### Extract provided
------------------------------

Everyone is given what they want except Kirk, who just wants to boss people around. And denied of that, he decides to ruin everyone else's fun. Kirk is really only happy when Kirk's in charge. I'm kidding, of course. Not even Kirk is that shallow. Shatner maybe, but not Kirk. The Captain sees the android planet for what it is, a prison. A nice prison, and one with very nice toys, but still a prison. Kirk knows he can't take on the androids head-on, so they devise another plan. One that does not compute.

Not in the slightest.

They defeat the machines with silliness. Bonkers, Laugh-in-style nonsense is how they define humanity for the robots in hopes that it'll overload the androids logic circuits. It’s a completely bananas plan. And it goes on forever. Like, way beyond what could be expected for either the androids or the audience to stand. The crew speak contradictions, dance to no music, profess love and hate at the same time and confuse the androids (and me) into submission. Seriously, this could not —not — end fast enough.

"You can danze iv you vant to. You can leave your friendz behind!" — Ensign Checkov

Now's the part of the review where I say something nice about the episode. All I can really think of is that it's over and I never have to watch it again. It's too harsh to say I hated this episode, but, lord, I did not enjoy it.

Yet, this episode is inarguably iconic. So much so that the premise that robots can be defeated by paradoxes and illogic has permeated everything from Futurama** and Portal 2.*** It's now a much-used trope of science fiction. Even if someone has never seen Star Trek, they probably know about this episode. If they don't, they probably know. That. Ro. Bots. Talk. Like. This.†

So, who am I to argue with history?

--

Up next, Beverly Crusher is at the center of a mystery in Remember Me.

--

*I lied, it is. 

** In all fairness, there’s not much in science fiction that Futurama hasn’t hit upon, but the point is, this episode is preposterously famous.

*** Portal 2 a thing that I love, btw. 

† But, meh, so does Shatner.

------------------------------

(Page element annotations)
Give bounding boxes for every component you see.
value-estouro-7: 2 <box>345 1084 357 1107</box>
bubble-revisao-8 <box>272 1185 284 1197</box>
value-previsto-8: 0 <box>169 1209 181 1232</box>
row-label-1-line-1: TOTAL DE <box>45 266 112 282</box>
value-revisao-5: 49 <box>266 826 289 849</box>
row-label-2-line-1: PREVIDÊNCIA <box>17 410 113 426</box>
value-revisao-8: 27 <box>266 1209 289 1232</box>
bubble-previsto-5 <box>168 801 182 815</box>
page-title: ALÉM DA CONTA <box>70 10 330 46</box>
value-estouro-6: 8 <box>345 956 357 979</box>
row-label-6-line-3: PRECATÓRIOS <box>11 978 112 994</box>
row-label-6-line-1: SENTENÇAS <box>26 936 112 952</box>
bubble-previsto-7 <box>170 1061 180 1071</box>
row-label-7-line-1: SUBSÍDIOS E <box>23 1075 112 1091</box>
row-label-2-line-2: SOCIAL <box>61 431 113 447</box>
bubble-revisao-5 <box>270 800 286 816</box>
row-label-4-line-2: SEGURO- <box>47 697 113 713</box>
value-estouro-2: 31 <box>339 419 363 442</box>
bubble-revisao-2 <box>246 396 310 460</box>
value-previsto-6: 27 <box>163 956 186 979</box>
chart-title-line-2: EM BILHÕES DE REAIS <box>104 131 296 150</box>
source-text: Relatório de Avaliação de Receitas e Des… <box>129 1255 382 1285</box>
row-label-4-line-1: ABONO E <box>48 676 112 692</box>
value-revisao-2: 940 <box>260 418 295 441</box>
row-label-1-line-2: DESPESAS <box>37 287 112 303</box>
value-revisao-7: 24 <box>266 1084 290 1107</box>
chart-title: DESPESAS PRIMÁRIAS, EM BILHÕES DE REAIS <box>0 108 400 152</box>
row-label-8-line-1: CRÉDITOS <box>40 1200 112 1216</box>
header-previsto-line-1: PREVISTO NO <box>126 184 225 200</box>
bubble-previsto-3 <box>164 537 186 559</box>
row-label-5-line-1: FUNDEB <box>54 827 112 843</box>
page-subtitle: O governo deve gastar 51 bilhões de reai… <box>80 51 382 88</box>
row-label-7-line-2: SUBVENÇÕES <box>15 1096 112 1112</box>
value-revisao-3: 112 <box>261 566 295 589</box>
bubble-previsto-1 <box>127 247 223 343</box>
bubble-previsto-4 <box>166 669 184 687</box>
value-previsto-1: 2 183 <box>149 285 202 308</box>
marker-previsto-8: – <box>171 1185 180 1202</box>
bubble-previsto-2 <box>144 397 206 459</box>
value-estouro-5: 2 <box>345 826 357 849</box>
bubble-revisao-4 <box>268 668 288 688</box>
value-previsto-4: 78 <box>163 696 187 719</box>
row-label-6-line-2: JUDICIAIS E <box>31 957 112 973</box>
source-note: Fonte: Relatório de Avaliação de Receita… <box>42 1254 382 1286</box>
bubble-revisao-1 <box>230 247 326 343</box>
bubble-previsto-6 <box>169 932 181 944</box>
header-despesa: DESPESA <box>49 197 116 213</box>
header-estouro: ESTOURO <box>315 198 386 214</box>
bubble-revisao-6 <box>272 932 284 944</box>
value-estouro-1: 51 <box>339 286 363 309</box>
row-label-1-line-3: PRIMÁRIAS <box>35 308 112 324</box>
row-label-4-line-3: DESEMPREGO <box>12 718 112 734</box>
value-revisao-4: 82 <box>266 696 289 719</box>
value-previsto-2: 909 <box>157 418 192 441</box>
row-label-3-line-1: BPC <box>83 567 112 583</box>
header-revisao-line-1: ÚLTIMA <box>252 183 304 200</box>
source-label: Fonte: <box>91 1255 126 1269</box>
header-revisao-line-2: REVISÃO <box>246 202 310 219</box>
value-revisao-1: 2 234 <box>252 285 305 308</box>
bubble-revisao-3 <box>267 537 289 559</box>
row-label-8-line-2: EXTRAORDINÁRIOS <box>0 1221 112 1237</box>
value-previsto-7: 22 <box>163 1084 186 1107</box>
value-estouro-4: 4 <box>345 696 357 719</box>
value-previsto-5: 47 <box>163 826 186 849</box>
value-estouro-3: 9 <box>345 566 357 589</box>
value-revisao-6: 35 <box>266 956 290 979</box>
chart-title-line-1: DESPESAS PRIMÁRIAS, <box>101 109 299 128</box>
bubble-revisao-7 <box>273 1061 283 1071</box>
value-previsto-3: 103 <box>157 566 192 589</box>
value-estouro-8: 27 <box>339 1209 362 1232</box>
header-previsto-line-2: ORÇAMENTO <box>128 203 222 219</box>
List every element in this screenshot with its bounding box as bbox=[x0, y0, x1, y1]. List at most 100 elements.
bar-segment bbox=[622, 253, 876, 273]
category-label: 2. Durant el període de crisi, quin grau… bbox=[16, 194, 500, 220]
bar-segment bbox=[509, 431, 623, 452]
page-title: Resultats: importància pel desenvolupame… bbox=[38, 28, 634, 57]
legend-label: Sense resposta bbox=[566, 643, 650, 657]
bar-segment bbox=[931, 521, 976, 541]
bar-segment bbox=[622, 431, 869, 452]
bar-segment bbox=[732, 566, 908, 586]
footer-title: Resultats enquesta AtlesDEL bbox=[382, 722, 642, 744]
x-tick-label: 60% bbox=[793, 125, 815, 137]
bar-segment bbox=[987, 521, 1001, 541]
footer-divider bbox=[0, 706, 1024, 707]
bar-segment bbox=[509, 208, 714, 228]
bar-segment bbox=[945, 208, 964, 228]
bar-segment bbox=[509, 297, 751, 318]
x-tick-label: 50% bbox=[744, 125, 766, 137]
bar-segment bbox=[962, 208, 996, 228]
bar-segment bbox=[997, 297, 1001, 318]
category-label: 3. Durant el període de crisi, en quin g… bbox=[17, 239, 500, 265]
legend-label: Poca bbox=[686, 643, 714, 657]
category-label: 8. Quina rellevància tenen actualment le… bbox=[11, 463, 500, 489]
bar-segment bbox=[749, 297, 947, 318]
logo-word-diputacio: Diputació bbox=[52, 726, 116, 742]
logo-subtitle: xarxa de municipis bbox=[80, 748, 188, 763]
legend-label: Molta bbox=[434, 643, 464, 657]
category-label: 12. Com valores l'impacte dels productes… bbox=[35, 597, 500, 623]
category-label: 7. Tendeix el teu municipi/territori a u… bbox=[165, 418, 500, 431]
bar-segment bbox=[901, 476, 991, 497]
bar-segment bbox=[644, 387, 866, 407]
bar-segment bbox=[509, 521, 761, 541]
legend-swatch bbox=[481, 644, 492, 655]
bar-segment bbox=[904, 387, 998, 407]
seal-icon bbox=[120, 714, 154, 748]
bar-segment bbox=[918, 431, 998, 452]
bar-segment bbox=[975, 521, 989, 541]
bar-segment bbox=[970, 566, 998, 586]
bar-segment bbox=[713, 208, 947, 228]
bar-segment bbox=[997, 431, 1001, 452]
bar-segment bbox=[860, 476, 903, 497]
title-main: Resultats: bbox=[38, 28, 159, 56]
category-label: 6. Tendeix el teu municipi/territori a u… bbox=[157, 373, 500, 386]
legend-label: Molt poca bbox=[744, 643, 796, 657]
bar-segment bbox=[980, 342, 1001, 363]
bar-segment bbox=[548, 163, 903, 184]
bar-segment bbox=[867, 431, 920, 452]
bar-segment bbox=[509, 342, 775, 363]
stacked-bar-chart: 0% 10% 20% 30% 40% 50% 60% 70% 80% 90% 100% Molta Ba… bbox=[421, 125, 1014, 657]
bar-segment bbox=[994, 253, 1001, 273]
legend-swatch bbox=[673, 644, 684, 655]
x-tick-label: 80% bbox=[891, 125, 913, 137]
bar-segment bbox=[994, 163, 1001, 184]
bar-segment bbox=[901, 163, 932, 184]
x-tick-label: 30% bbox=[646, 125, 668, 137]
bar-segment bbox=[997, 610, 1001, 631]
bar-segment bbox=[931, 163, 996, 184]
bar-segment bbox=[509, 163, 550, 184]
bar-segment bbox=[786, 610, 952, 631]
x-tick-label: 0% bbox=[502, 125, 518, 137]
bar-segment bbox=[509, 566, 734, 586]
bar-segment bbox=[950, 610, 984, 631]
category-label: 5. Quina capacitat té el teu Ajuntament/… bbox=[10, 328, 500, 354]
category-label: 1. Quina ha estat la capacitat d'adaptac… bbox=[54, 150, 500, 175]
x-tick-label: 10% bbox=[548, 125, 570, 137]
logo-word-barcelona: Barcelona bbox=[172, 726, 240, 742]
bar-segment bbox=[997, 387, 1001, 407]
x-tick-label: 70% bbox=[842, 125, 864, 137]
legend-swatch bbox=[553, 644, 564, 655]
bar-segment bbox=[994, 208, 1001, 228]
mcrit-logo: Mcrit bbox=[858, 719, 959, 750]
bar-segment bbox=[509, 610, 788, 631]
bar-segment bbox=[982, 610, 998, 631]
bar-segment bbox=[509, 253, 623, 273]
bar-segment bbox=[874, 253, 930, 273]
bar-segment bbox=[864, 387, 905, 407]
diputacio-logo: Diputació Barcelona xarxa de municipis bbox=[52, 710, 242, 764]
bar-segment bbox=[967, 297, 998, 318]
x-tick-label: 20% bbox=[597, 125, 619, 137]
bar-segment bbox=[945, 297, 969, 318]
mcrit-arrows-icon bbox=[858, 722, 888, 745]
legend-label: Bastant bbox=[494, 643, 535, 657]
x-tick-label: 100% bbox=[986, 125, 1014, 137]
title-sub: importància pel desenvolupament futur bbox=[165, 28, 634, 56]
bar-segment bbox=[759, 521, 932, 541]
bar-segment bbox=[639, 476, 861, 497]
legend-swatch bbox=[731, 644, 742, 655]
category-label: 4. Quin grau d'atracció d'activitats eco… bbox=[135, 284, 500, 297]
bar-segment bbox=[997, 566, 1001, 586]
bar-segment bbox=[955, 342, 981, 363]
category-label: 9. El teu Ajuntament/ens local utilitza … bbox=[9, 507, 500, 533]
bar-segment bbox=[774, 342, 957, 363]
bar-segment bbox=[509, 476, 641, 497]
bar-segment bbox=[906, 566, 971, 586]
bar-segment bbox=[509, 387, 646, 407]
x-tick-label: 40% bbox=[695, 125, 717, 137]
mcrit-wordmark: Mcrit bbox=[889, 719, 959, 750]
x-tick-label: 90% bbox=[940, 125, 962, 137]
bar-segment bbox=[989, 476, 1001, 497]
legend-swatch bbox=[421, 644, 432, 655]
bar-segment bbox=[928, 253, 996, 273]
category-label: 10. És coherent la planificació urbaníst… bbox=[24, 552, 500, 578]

------------------------------

### Challenge A
In the episode review, shorten the paragraph that begins "They defeat the machines with silliness" and keep its main facts.
### Challenge B
Copy out the part of the episode review starting at "Yet, this episode" and ending at "is preposterously famous.".

### Exercise result A
The crew beats the androids with silliness, acting out Laugh-in-style nonsense as a picture of humanity in hopes of overloading the androids' logic circuits. The plan is completely bananas and drags on far longer than either the androids or the audience could bear. The crew speak contradictions, dance to no music, and profess love and hate at once, confusing the androids (and the writer) into submission. It could not end fast enough.

### Exercise result B
Yet, this episode is inarguably iconic. So much so that the premise that robots can be defeated by paradoxes and illogic has permeated everything from Futurama** and Portal 2.*** It's now a much-used trope of science fiction. Even if someone has never seen Star Trek, they probably know about this episode. If they don't, they probably know. That. Ro. Bots. Talk. Like. This.†

So, who am I to argue with history?

--

Up next, Beverly Crusher is at the center of a mystery in Remember Me.

--

*I lied, it is. 

** In all fairness, there’s not much in science fiction that Futurama hasn’t hit upon, but the point is, this episode is preposterously famous.